> **EXERCISE DESCRIPTION**
Read through the data and report every line in which the word "sign" occurs.

BEGIN DATA PROVIDED

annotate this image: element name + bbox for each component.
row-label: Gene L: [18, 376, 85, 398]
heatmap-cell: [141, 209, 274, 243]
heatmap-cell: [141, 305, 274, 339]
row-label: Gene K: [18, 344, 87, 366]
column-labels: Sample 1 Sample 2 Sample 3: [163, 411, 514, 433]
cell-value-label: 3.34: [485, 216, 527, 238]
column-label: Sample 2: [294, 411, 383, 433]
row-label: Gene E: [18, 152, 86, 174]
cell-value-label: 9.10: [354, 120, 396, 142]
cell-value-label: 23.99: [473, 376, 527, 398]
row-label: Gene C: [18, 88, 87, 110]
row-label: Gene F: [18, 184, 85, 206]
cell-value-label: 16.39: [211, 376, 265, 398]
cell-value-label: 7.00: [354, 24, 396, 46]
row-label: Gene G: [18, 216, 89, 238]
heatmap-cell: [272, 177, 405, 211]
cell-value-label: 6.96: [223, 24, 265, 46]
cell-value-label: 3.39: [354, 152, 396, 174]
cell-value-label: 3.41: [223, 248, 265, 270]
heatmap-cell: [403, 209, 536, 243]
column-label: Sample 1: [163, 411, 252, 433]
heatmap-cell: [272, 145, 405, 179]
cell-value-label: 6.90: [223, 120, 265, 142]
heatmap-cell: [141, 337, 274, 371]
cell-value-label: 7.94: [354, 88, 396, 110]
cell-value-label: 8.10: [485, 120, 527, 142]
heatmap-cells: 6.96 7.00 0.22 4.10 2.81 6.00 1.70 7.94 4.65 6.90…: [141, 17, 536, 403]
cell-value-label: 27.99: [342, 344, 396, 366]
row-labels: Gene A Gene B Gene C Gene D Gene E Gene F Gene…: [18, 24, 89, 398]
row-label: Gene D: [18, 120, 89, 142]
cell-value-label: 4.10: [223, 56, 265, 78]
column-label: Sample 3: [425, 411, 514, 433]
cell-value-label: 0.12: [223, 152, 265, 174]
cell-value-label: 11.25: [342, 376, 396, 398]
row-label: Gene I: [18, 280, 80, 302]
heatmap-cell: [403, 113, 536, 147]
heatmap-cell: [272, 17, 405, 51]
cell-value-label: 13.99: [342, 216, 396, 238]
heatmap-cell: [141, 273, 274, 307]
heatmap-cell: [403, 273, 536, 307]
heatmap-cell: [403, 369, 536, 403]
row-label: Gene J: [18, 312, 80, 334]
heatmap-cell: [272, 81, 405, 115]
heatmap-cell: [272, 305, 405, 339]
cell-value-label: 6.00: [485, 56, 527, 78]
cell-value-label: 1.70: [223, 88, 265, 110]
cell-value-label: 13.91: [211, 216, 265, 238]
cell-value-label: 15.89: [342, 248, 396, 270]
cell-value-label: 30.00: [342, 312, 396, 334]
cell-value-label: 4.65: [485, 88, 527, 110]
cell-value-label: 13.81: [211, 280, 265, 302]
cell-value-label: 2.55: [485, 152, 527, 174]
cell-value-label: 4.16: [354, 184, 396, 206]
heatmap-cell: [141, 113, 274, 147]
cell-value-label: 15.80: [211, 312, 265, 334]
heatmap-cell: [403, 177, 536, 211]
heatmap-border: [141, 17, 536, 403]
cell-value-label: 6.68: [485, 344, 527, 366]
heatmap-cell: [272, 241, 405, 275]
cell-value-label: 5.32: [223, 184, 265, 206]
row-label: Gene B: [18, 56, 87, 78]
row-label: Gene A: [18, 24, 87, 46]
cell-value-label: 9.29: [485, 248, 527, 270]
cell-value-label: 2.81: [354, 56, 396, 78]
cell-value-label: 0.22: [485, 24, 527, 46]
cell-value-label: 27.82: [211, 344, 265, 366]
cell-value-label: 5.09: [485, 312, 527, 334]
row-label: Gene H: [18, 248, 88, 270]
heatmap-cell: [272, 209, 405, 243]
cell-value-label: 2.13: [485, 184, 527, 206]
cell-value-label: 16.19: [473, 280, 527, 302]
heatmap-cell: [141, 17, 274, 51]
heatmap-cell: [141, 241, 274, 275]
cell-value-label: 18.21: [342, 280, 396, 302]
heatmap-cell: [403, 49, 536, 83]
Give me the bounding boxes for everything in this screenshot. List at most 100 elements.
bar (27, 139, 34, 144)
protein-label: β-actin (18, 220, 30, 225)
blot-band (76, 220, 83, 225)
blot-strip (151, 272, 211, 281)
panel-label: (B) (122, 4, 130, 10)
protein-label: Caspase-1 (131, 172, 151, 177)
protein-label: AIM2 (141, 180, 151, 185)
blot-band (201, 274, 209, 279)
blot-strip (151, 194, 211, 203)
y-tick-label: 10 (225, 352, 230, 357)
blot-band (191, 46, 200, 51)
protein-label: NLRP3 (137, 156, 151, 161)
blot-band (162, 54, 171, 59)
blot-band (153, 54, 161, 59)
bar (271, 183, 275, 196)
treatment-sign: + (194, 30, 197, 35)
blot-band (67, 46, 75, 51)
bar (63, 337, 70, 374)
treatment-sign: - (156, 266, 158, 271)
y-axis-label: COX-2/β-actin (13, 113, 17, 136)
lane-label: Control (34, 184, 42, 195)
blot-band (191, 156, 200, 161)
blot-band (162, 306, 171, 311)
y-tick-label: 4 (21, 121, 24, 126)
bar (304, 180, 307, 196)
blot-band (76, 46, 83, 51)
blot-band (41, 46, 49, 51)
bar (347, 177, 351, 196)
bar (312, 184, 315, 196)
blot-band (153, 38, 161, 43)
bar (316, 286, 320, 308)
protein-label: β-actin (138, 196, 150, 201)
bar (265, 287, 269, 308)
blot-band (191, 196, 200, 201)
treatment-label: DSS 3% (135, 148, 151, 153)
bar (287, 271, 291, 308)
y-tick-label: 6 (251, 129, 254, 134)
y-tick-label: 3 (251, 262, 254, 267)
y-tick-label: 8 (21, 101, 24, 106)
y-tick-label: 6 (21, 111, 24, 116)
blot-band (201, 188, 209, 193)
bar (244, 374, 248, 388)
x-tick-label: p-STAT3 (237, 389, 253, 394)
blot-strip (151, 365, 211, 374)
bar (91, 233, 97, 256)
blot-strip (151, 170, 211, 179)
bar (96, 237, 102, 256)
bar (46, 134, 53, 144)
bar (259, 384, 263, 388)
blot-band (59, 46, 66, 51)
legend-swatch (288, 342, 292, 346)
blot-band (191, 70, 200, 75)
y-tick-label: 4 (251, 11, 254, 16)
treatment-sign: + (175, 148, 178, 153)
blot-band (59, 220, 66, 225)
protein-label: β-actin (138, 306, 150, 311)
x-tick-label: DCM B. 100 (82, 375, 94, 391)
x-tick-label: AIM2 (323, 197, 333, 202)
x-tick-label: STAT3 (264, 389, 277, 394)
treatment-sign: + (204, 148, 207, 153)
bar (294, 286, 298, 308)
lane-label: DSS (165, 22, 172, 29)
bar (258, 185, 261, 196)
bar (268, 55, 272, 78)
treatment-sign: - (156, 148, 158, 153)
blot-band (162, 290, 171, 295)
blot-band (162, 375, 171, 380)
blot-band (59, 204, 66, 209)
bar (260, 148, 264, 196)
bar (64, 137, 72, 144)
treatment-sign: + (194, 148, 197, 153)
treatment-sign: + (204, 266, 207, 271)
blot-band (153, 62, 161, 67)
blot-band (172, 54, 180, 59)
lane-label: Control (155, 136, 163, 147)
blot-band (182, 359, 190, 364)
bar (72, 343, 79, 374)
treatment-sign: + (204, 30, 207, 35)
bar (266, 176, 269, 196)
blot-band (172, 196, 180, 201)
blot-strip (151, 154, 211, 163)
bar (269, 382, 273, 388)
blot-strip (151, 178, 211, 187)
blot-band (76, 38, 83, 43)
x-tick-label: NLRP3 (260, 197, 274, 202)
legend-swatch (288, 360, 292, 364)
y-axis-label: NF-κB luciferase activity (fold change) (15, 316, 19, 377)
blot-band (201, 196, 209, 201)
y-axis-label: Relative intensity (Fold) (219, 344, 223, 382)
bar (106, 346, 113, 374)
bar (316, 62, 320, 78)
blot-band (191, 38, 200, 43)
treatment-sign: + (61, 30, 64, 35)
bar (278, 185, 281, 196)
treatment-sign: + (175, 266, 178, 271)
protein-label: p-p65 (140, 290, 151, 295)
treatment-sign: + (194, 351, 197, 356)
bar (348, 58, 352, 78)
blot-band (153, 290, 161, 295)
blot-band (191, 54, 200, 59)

END DATA PROVIDED

> **SOLVED PROBLEM**
treatment-sign: + (194, 30, 197, 35)
treatment-sign: - (156, 266, 158, 271)
treatment-sign: + (175, 148, 178, 153)
treatment-sign: + (204, 148, 207, 153)
treatment-sign: - (156, 148, 158, 153)
treatment-sign: + (194, 148, 197, 153)
treatment-sign: + (204, 266, 207, 271)
treatment-sign: + (204, 30, 207, 35)
treatment-sign: + (61, 30, 64, 35)
treatment-sign: + (175, 266, 178, 271)
treatment-sign: + (194, 351, 197, 356)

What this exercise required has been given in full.